_EXERCISE DETAILS:_
Every line below should be copied exactly; drop the pictures.

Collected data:

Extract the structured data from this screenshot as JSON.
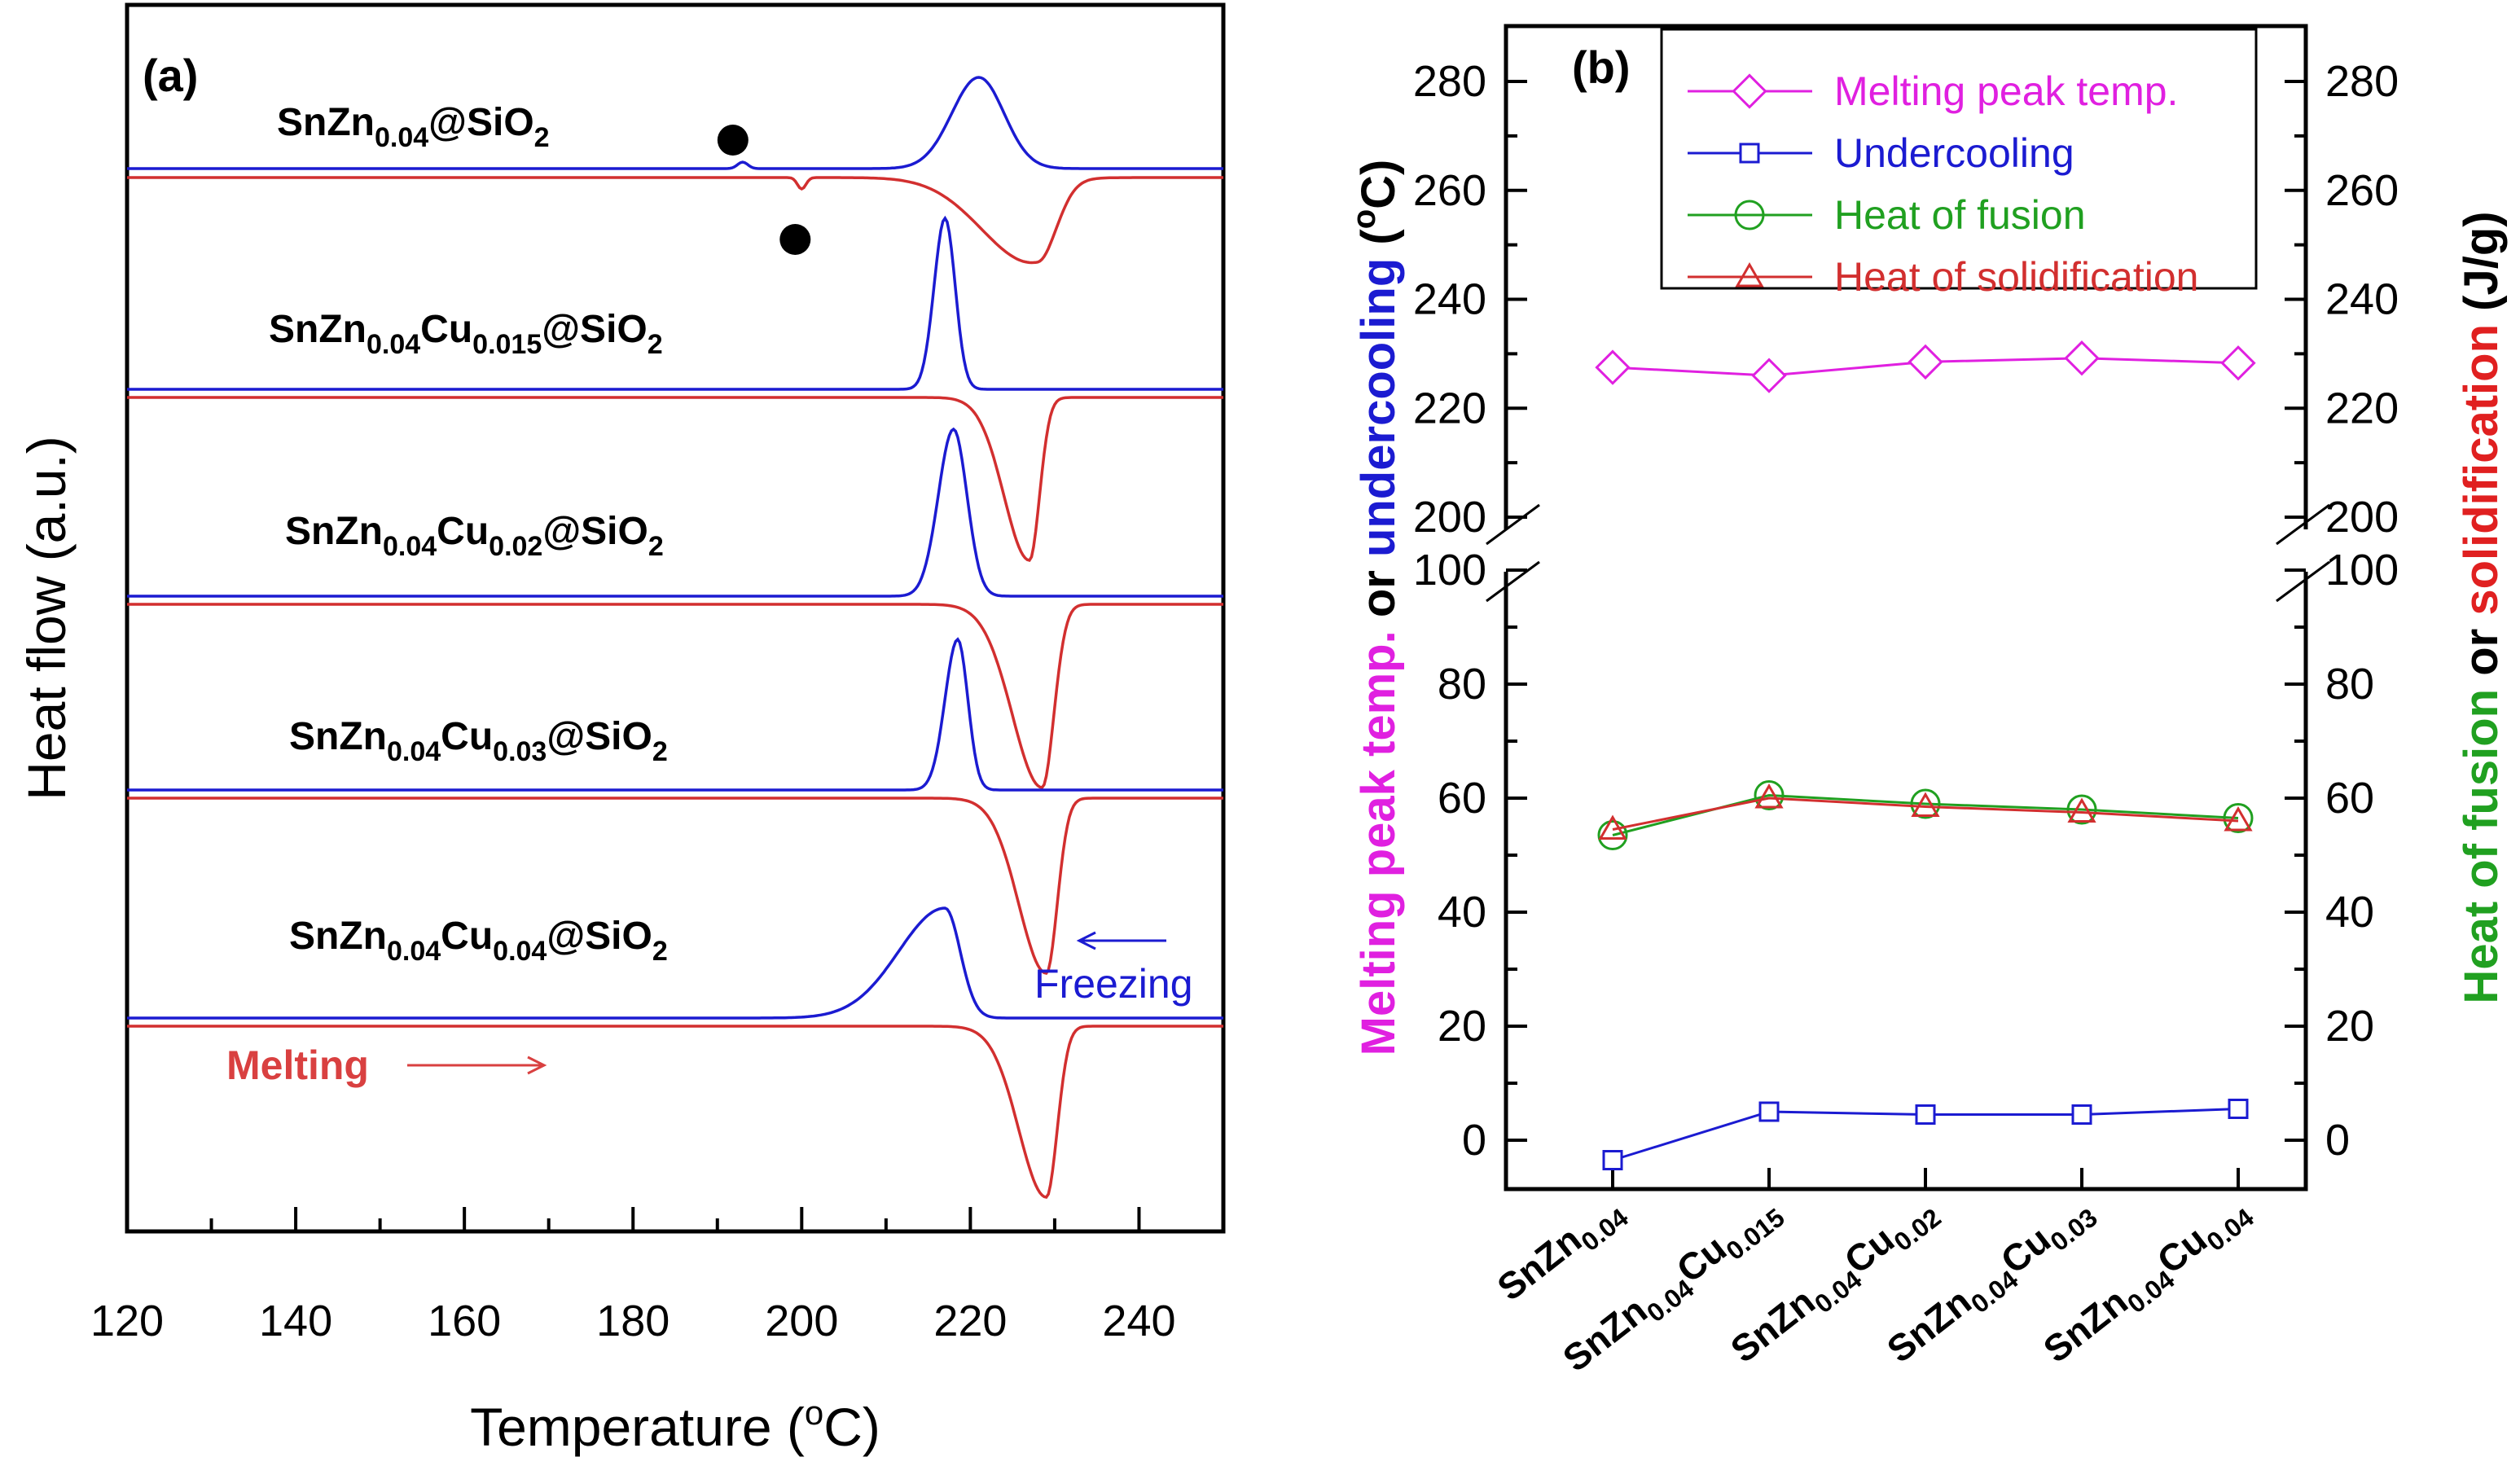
{
  "chart_data": [
    {
      "panel": "(a)",
      "type": "line",
      "xlabel": "Temperature (°C)",
      "xlabel_parts": [
        "Temperature (",
        "o",
        "C)"
      ],
      "ylabel": "Heat flow (a.u.)",
      "xlim": [
        120,
        250
      ],
      "xticks": [
        "120",
        "140",
        "160",
        "180",
        "200",
        "220",
        "240"
      ],
      "samples": [
        {
          "label_parts": [
            "SnZn",
            "0.04",
            "@SiO",
            "2"
          ],
          "freezing_peak": 221,
          "melting_peak": 228,
          "dots": [
            193,
            200
          ]
        },
        {
          "label_parts": [
            "SnZn",
            "0.04",
            "Cu",
            "0.015",
            "@SiO",
            "2"
          ],
          "freezing_peak": 217,
          "melting_peak": 227
        },
        {
          "label_parts": [
            "SnZn",
            "0.04",
            "Cu",
            "0.02",
            "@SiO",
            "2"
          ],
          "freezing_peak": 218,
          "melting_peak": 228.5
        },
        {
          "label_parts": [
            "SnZn",
            "0.04",
            "Cu",
            "0.03",
            "@SiO",
            "2"
          ],
          "freezing_peak": 218.5,
          "melting_peak": 229
        },
        {
          "label_parts": [
            "SnZn",
            "0.04",
            "Cu",
            "0.04",
            "@SiO",
            "2"
          ],
          "freezing_peak": 217,
          "melting_peak": 229
        }
      ],
      "annotations": {
        "freezing": "Freezing",
        "melting": "Melting"
      },
      "colors": {
        "freezing": "#1b1bd1",
        "melting": "#d22f2f"
      }
    },
    {
      "panel": "(b)",
      "type": "line",
      "categories": [
        [
          "SnZn",
          "0.04"
        ],
        [
          "SnZn",
          "0.04",
          "Cu",
          "0.015"
        ],
        [
          "SnZn",
          "0.04",
          "Cu",
          "0.02"
        ],
        [
          "SnZn",
          "0.04",
          "Cu",
          "0.03"
        ],
        [
          "SnZn",
          "0.04",
          "Cu",
          "0.04"
        ]
      ],
      "y_upper_range": [
        200,
        290
      ],
      "y_lower_range": [
        -8,
        100
      ],
      "yticks_upper": [
        "280",
        "260",
        "240",
        "220",
        "200"
      ],
      "yticks_lower": [
        "100",
        "80",
        "60",
        "40",
        "20",
        "0"
      ],
      "ylabel_left": [
        {
          "text": "Melting peak temp.",
          "color": "#e020e0"
        },
        {
          "text": " or ",
          "color": "#000000"
        },
        {
          "text": "undercooling",
          "color": "#1b1bd1"
        },
        {
          "text": " (",
          "color": "#000000"
        },
        {
          "text": "o",
          "color": "#000000"
        },
        {
          "text": "C)",
          "color": "#000000"
        }
      ],
      "ylabel_right": [
        {
          "text": "Heat of fusion",
          "color": "#20a020"
        },
        {
          "text": " or ",
          "color": "#000000"
        },
        {
          "text": "solidification",
          "color": "#e02020"
        },
        {
          "text": " (J/g)",
          "color": "#000000"
        }
      ],
      "series": [
        {
          "name": "Melting peak temp.",
          "marker": "diamond",
          "color": "#e020e0",
          "values": [
            227.5,
            226,
            228.5,
            229.2,
            228.3
          ]
        },
        {
          "name": "Undercooling",
          "marker": "square",
          "color": "#1b1bd1",
          "values": [
            -3.5,
            5,
            4.5,
            4.5,
            5.5
          ]
        },
        {
          "name": "Heat of fusion",
          "marker": "circle",
          "color": "#20a020",
          "values": [
            53.5,
            60.5,
            59,
            58,
            56.5
          ]
        },
        {
          "name": "Heat of solidification",
          "marker": "triangle",
          "color": "#d22f2f",
          "values": [
            54.5,
            60,
            58.5,
            57.5,
            56
          ]
        }
      ]
    }
  ]
}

_COMPLETE OUTPUT:_
Extract the structured data from this screenshot as JSON.
{
  "chart_data": [
    {
      "panel": "(a)",
      "type": "line",
      "xlabel": "Temperature (°C)",
      "xlabel_parts": [
        "Temperature (",
        "o",
        "C)"
      ],
      "ylabel": "Heat flow (a.u.)",
      "xlim": [
        120,
        250
      ],
      "xticks": [
        "120",
        "140",
        "160",
        "180",
        "200",
        "220",
        "240"
      ],
      "samples": [
        {
          "label_parts": [
            "SnZn",
            "0.04",
            "@SiO",
            "2"
          ],
          "freezing_peak": 221,
          "melting_peak": 228,
          "dots": [
            193,
            200
          ]
        },
        {
          "label_parts": [
            "SnZn",
            "0.04",
            "Cu",
            "0.015",
            "@SiO",
            "2"
          ],
          "freezing_peak": 217,
          "melting_peak": 227
        },
        {
          "label_parts": [
            "SnZn",
            "0.04",
            "Cu",
            "0.02",
            "@SiO",
            "2"
          ],
          "freezing_peak": 218,
          "melting_peak": 228.5
        },
        {
          "label_parts": [
            "SnZn",
            "0.04",
            "Cu",
            "0.03",
            "@SiO",
            "2"
          ],
          "freezing_peak": 218.5,
          "melting_peak": 229
        },
        {
          "label_parts": [
            "SnZn",
            "0.04",
            "Cu",
            "0.04",
            "@SiO",
            "2"
          ],
          "freezing_peak": 217,
          "melting_peak": 229
        }
      ],
      "annotations": {
        "freezing": "Freezing",
        "melting": "Melting"
      },
      "colors": {
        "freezing": "#1b1bd1",
        "melting": "#d22f2f"
      }
    },
    {
      "panel": "(b)",
      "type": "line",
      "categories": [
        [
          "SnZn",
          "0.04"
        ],
        [
          "SnZn",
          "0.04",
          "Cu",
          "0.015"
        ],
        [
          "SnZn",
          "0.04",
          "Cu",
          "0.02"
        ],
        [
          "SnZn",
          "0.04",
          "Cu",
          "0.03"
        ],
        [
          "SnZn",
          "0.04",
          "Cu",
          "0.04"
        ]
      ],
      "y_upper_range": [
        200,
        290
      ],
      "y_lower_range": [
        -8,
        100
      ],
      "yticks_upper": [
        "280",
        "260",
        "240",
        "220",
        "200"
      ],
      "yticks_lower": [
        "100",
        "80",
        "60",
        "40",
        "20",
        "0"
      ],
      "ylabel_left": [
        {
          "text": "Melting peak temp.",
          "color": "#e020e0"
        },
        {
          "text": " or ",
          "color": "#000000"
        },
        {
          "text": "undercooling",
          "color": "#1b1bd1"
        },
        {
          "text": " (",
          "color": "#000000"
        },
        {
          "text": "o",
          "color": "#000000"
        },
        {
          "text": "C)",
          "color": "#000000"
        }
      ],
      "ylabel_right": [
        {
          "text": "Heat of fusion",
          "color": "#20a020"
        },
        {
          "text": " or ",
          "color": "#000000"
        },
        {
          "text": "solidification",
          "color": "#e02020"
        },
        {
          "text": " (J/g)",
          "color": "#000000"
        }
      ],
      "series": [
        {
          "name": "Melting peak temp.",
          "marker": "diamond",
          "color": "#e020e0",
          "values": [
            227.5,
            226,
            228.5,
            229.2,
            228.3
          ]
        },
        {
          "name": "Undercooling",
          "marker": "square",
          "color": "#1b1bd1",
          "values": [
            -3.5,
            5,
            4.5,
            4.5,
            5.5
          ]
        },
        {
          "name": "Heat of fusion",
          "marker": "circle",
          "color": "#20a020",
          "values": [
            53.5,
            60.5,
            59,
            58,
            56.5
          ]
        },
        {
          "name": "Heat of solidification",
          "marker": "triangle",
          "color": "#d22f2f",
          "values": [
            54.5,
            60,
            58.5,
            57.5,
            56
          ]
        }
      ]
    }
  ]
}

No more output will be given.